Task statement. Each line containing the word "lower" must be reported.

(Excerpt from a dataset)
==================================================
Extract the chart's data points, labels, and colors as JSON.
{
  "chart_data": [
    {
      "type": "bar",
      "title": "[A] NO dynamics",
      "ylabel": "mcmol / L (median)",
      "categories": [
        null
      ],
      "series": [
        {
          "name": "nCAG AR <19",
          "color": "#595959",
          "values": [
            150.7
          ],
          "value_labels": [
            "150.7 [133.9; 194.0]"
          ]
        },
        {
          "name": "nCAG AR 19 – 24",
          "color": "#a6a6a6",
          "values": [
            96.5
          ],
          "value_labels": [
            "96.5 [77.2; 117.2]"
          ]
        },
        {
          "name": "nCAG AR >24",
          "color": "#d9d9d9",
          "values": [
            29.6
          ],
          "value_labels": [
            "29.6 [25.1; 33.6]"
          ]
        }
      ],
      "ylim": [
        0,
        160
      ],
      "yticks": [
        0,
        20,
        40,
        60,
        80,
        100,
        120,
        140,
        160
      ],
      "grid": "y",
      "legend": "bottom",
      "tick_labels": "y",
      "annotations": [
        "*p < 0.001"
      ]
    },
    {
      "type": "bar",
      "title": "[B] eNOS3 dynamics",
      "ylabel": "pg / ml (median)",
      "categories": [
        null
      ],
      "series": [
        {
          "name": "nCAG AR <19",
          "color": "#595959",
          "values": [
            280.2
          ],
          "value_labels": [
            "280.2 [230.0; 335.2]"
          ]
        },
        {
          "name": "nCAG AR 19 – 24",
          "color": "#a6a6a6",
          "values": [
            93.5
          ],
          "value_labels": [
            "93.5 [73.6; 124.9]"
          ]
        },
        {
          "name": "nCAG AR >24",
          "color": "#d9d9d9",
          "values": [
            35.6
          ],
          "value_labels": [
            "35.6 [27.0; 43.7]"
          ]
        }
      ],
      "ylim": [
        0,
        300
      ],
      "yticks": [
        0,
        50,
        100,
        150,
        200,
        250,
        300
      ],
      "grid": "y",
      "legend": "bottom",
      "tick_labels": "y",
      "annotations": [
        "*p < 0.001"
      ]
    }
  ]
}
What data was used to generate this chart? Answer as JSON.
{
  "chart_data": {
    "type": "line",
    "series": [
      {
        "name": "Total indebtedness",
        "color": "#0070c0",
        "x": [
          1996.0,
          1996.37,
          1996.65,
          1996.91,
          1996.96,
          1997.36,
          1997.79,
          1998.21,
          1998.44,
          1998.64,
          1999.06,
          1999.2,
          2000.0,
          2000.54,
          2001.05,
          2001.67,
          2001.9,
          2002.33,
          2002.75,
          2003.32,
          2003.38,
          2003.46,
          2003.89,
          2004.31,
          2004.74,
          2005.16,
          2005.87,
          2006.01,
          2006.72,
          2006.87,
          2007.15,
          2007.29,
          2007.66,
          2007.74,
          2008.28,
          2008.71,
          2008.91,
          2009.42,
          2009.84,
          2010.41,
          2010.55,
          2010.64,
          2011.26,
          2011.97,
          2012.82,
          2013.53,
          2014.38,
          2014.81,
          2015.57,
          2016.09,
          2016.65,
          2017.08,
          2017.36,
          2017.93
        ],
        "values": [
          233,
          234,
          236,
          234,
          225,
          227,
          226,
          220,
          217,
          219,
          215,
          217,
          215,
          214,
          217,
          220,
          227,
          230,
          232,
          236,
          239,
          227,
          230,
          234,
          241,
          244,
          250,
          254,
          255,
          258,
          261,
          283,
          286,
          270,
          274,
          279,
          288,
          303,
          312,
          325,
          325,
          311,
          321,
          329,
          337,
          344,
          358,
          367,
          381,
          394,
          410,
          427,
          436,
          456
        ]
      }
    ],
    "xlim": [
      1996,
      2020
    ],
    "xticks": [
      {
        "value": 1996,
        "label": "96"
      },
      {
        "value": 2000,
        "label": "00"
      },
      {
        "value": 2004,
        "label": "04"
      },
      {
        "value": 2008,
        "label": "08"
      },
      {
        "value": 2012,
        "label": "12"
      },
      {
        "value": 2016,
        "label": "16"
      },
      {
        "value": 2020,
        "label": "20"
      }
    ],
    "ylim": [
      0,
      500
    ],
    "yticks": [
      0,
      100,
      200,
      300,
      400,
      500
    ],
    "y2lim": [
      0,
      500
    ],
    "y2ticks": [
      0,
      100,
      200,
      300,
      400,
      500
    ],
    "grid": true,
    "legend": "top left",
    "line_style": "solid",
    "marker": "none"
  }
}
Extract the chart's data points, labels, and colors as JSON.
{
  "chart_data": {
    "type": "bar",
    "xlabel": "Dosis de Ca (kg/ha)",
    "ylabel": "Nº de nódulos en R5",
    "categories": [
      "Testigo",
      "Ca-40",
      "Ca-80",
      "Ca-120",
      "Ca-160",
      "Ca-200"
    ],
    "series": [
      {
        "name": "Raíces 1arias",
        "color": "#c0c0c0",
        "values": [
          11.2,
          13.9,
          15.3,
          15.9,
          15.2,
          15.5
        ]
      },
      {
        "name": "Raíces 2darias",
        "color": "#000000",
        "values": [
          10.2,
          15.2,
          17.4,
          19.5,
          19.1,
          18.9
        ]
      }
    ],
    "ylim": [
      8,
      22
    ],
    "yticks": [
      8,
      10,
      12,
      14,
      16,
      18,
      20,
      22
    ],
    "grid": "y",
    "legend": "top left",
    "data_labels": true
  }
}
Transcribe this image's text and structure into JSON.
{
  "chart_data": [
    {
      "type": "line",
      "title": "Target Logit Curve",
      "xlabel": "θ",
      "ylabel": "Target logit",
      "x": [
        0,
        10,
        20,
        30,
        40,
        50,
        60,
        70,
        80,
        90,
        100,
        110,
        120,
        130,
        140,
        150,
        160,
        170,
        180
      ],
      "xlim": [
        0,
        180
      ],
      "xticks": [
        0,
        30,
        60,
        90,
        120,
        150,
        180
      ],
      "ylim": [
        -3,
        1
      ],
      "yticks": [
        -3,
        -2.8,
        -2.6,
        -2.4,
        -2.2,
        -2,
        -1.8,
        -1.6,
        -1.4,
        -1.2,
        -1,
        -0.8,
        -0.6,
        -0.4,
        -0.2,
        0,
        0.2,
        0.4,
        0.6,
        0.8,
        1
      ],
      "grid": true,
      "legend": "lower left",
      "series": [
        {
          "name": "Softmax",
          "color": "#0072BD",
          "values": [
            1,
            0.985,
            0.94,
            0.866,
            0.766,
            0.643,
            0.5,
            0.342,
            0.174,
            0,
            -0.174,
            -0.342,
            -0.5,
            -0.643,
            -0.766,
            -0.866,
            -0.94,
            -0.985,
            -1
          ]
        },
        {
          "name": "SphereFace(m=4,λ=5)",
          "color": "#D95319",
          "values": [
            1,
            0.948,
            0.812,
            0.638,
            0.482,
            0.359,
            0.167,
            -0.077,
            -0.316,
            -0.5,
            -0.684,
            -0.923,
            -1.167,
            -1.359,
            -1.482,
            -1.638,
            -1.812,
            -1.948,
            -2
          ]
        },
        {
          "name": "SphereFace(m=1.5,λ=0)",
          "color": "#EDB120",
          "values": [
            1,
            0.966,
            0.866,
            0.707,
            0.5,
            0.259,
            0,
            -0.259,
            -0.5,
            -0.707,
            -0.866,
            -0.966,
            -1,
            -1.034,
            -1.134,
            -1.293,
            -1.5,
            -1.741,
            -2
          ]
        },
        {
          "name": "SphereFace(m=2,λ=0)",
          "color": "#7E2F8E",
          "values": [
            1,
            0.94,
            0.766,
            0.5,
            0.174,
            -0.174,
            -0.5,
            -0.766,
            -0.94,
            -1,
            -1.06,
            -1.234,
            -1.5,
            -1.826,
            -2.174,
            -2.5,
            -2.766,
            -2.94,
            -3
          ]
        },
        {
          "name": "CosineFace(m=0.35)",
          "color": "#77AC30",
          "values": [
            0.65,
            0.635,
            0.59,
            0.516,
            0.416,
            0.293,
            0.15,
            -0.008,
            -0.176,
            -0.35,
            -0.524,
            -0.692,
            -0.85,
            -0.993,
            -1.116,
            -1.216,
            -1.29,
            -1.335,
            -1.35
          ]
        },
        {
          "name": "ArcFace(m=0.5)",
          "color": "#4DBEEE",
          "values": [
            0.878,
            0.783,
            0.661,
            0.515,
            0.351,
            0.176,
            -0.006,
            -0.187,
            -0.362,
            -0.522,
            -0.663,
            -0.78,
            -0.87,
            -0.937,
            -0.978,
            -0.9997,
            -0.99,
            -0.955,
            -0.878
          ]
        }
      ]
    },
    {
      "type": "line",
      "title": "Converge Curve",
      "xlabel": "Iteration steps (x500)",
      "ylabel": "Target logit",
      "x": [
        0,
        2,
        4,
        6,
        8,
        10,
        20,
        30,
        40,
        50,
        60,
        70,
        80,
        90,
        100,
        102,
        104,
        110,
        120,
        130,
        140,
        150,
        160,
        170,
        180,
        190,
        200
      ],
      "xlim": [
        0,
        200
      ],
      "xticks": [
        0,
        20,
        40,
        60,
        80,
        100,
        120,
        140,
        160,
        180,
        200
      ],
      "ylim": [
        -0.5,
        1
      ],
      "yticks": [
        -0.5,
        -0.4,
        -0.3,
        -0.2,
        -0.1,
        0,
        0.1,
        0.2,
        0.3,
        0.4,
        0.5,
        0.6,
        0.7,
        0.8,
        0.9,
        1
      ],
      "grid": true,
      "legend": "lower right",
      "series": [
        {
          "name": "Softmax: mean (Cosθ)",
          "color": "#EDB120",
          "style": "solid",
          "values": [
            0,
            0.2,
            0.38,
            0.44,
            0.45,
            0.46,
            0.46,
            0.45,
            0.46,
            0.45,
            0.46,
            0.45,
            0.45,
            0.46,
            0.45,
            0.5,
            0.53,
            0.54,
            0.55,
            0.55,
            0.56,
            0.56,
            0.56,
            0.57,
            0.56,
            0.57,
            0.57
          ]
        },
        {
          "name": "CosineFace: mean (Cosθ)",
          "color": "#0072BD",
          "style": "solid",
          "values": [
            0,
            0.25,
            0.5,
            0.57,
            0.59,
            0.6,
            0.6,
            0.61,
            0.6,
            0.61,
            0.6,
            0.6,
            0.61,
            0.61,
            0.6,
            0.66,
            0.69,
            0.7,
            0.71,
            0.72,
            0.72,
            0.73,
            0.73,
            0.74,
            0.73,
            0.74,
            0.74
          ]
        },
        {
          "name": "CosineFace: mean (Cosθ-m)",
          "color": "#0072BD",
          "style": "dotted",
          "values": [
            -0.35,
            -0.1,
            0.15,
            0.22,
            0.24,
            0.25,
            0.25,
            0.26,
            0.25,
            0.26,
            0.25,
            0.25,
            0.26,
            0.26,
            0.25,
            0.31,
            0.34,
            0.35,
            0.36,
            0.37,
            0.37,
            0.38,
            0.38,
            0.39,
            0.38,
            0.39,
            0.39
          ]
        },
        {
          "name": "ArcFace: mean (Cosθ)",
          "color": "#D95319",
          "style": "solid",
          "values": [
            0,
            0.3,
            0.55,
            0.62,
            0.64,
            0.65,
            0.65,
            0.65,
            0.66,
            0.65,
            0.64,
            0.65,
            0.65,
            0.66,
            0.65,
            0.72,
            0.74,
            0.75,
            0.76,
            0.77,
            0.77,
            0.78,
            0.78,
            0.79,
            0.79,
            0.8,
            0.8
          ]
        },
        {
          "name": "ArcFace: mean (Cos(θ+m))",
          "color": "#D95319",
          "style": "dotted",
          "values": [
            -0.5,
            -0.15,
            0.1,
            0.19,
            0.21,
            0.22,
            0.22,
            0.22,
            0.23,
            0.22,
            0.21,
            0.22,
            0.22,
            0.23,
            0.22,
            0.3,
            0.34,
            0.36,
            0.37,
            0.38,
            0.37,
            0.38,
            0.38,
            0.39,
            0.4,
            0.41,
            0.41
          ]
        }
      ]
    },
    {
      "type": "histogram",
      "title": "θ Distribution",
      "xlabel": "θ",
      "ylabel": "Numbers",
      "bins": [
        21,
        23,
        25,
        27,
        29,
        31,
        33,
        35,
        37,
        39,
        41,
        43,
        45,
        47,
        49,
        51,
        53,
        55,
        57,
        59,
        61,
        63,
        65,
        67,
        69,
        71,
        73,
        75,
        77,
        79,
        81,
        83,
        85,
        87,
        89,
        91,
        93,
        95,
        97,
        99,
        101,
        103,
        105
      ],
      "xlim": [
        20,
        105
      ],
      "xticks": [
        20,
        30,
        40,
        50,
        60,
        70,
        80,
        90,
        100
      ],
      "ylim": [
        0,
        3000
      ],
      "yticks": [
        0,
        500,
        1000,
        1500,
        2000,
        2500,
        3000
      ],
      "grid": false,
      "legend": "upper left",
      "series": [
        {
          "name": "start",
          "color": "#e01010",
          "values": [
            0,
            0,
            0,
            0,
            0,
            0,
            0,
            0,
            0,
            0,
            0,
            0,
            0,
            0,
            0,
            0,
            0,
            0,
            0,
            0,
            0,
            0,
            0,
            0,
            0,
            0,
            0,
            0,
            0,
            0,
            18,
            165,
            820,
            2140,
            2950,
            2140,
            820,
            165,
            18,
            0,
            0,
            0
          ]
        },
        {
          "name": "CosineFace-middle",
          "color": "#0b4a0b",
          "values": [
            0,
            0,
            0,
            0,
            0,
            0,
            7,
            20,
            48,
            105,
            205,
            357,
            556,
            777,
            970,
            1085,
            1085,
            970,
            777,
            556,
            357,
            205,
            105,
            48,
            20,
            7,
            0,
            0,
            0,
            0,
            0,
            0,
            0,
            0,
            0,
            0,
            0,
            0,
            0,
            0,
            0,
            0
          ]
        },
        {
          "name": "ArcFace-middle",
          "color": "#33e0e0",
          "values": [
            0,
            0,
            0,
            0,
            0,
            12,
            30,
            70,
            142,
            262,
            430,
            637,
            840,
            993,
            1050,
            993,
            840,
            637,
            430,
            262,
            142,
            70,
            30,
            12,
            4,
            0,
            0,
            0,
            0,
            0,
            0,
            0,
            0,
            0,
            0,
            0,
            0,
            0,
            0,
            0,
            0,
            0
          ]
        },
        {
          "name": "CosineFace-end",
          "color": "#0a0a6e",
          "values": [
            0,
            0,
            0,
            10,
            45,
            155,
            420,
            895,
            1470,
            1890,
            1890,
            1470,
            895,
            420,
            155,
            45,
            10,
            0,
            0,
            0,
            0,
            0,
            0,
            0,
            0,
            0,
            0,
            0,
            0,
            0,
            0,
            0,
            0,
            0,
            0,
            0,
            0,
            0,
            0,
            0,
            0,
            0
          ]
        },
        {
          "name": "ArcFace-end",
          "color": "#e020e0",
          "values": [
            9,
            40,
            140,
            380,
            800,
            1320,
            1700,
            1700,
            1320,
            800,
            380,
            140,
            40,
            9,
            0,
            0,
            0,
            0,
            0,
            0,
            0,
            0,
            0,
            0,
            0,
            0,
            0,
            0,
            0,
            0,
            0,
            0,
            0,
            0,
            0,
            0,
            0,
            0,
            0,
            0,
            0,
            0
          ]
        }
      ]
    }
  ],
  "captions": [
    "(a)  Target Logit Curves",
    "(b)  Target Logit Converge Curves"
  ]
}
==================================================
Solution for this problem.
      "legend": "lower left",
      "legend": "lower right",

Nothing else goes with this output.